** start of RECORDS SHOWN **

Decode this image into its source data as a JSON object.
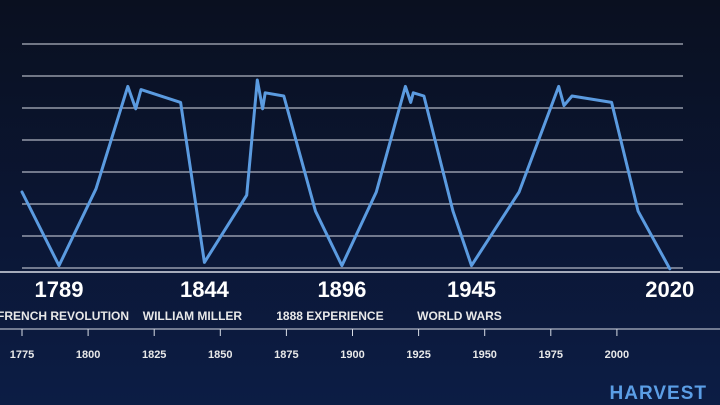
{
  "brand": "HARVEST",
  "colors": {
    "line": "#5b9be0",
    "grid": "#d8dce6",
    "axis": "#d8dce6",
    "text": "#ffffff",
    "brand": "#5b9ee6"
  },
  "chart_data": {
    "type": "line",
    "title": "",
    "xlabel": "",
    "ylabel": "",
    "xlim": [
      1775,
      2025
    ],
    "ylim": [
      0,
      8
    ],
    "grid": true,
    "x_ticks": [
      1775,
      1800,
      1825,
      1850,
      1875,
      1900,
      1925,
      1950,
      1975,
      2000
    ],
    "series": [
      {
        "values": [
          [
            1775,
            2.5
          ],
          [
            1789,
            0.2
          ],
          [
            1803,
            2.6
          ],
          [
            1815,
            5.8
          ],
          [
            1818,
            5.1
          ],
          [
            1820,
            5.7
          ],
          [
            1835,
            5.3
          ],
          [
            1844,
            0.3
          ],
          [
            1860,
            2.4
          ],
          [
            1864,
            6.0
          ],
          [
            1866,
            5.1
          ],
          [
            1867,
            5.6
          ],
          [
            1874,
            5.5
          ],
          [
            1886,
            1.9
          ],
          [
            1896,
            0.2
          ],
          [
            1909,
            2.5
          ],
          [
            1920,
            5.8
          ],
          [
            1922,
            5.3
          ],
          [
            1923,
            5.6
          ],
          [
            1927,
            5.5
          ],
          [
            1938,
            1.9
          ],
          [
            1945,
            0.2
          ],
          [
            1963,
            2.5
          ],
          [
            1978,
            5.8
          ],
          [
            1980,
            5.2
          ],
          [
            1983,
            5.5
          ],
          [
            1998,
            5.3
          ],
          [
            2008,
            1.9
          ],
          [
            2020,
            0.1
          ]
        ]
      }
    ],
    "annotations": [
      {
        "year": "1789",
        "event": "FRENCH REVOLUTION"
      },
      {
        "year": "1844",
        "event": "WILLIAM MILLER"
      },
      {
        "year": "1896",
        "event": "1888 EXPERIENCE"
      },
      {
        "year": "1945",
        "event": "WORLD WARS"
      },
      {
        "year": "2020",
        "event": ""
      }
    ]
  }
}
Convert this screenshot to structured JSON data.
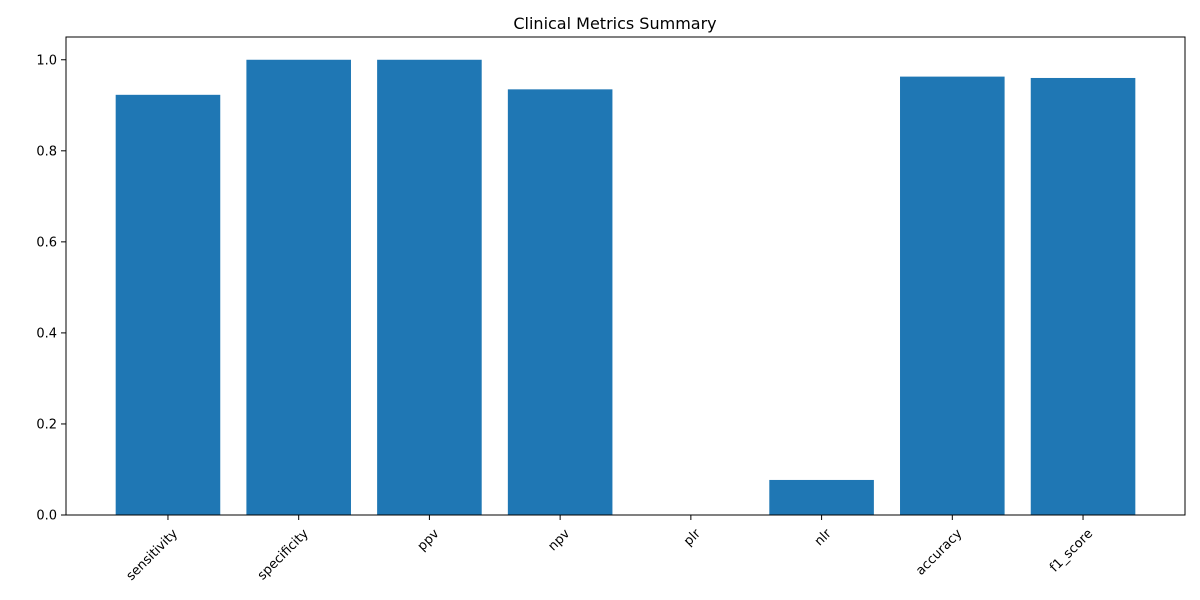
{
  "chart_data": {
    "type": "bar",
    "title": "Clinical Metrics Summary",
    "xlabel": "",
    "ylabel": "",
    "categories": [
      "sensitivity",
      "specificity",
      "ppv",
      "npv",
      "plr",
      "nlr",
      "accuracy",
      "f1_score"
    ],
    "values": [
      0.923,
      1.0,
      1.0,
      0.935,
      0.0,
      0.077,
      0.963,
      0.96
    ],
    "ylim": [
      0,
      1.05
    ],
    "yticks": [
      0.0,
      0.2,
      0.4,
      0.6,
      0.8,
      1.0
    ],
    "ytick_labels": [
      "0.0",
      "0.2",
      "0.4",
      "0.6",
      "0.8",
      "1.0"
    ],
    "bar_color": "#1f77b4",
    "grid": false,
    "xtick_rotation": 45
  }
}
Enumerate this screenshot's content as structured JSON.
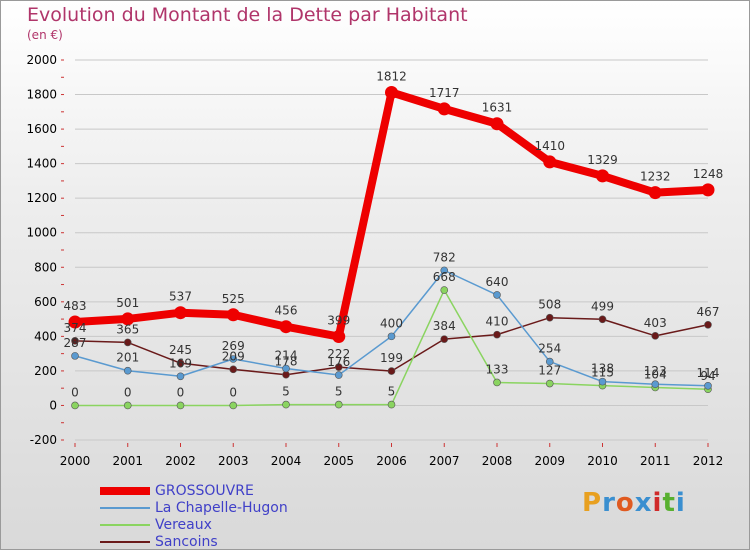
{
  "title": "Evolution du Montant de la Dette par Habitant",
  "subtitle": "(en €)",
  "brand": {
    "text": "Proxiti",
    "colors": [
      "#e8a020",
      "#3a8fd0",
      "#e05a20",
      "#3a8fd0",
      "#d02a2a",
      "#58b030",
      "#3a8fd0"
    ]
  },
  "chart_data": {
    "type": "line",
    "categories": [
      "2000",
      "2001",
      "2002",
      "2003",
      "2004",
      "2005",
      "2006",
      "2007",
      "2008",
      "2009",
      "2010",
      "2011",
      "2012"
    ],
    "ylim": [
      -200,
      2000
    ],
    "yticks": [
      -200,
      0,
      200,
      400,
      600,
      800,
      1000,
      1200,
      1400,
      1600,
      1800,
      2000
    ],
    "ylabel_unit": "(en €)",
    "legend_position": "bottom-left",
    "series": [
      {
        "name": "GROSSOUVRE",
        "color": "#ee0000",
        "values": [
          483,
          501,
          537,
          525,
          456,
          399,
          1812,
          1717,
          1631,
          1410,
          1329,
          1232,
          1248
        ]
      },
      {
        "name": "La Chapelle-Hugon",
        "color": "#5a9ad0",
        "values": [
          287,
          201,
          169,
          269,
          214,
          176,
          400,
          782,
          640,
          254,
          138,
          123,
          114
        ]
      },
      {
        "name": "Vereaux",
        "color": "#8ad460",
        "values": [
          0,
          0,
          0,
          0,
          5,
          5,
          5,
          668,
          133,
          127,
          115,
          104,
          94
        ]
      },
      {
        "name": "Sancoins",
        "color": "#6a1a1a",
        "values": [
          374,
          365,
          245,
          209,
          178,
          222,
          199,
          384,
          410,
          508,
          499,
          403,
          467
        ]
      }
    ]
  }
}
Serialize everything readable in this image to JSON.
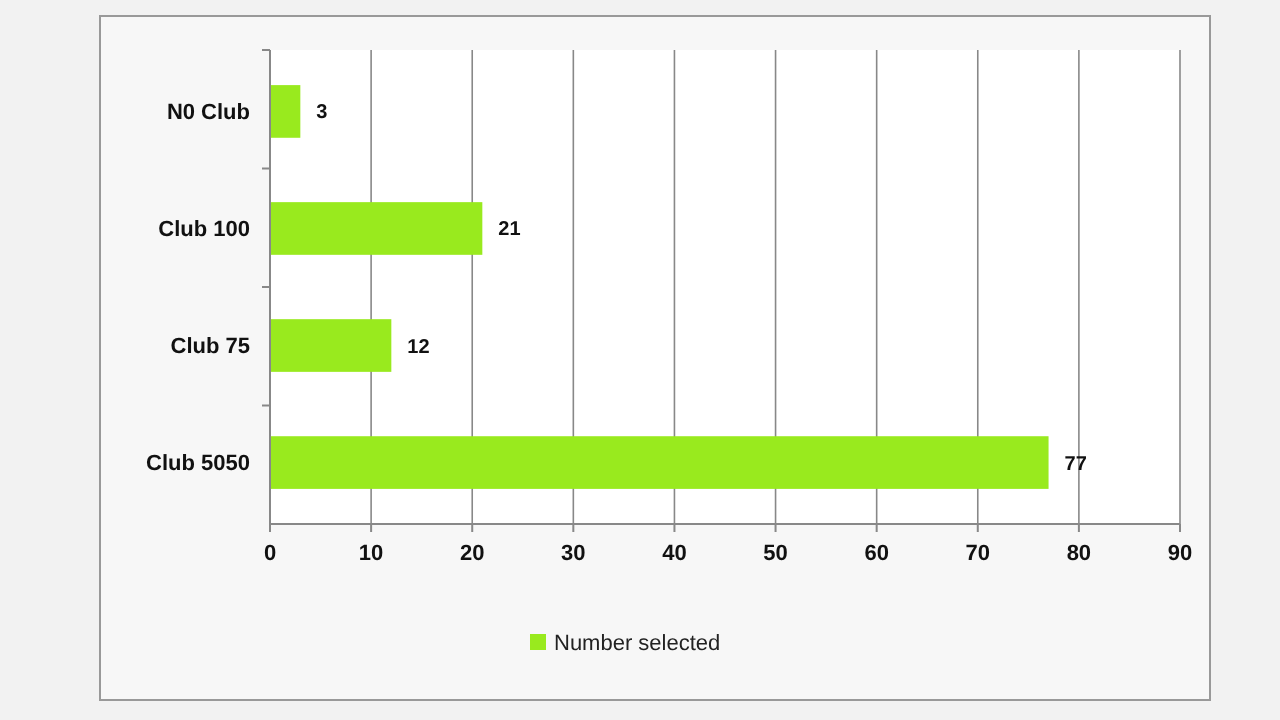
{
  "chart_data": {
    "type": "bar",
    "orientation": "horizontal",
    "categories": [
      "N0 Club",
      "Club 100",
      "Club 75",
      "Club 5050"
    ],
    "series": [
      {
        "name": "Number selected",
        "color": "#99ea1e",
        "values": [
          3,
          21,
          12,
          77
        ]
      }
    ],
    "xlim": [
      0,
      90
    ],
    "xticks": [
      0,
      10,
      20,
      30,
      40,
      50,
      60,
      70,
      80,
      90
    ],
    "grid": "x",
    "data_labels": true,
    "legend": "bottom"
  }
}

** end of RECORDS SHOWN **

▸ GOAL OF THE EXERCISE
In the lines above, find each one with "screenshot" and list it.

▸ THE SOLUTION
Convert this screenshot to structured JSON data.
Enumerate this screenshot's content as structured JSON.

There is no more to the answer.